■ WRITTEN EXERCISE ■
Where does the string "thereof" appear? Copy every line of the entries below that holds it.

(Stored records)
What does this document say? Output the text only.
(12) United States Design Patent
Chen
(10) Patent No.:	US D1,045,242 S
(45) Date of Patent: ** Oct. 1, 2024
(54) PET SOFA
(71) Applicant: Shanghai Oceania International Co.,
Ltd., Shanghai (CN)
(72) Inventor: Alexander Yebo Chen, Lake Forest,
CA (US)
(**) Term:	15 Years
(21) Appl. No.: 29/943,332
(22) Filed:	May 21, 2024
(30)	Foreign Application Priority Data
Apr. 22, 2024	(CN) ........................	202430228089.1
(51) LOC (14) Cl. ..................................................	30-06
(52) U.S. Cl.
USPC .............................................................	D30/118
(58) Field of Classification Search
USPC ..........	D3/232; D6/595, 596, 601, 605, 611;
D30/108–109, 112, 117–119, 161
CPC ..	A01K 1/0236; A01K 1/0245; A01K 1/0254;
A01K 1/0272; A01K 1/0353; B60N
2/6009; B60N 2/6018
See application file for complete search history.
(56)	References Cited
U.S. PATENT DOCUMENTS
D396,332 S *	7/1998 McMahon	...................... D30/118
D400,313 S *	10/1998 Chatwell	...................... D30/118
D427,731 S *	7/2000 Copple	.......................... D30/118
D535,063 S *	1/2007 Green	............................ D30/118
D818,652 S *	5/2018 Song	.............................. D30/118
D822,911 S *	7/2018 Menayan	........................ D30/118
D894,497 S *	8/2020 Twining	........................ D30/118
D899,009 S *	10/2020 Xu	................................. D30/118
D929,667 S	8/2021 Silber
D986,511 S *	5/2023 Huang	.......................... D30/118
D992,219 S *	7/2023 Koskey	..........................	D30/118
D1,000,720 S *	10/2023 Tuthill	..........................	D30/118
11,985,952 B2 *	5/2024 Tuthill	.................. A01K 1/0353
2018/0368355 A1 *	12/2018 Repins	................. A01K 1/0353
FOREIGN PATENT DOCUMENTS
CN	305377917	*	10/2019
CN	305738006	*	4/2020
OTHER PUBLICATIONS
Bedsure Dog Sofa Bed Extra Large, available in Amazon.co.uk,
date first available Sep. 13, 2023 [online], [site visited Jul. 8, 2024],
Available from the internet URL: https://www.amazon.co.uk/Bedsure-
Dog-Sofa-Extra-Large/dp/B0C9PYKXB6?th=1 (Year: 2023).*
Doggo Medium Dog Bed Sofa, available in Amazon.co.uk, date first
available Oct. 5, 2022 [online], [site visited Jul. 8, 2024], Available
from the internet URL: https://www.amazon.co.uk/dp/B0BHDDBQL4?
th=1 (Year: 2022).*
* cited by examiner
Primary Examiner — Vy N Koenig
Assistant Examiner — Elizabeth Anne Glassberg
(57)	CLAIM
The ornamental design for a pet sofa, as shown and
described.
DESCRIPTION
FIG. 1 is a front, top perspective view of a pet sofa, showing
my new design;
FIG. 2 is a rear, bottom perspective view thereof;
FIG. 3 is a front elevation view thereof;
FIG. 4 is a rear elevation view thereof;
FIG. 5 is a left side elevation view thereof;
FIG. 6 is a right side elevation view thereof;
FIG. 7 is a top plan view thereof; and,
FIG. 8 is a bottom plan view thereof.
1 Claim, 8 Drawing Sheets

■ PROBLEM SOLUTION ■
FIG. 2 is a rear, bottom perspective view thereof;
FIG. 3 is a front elevation view thereof;
FIG. 4 is a rear elevation view thereof;
FIG. 5 is a left side elevation view thereof;
FIG. 6 is a right side elevation view thereof;
FIG. 7 is a top plan view thereof; and,
FIG. 8 is a bottom plan view thereof.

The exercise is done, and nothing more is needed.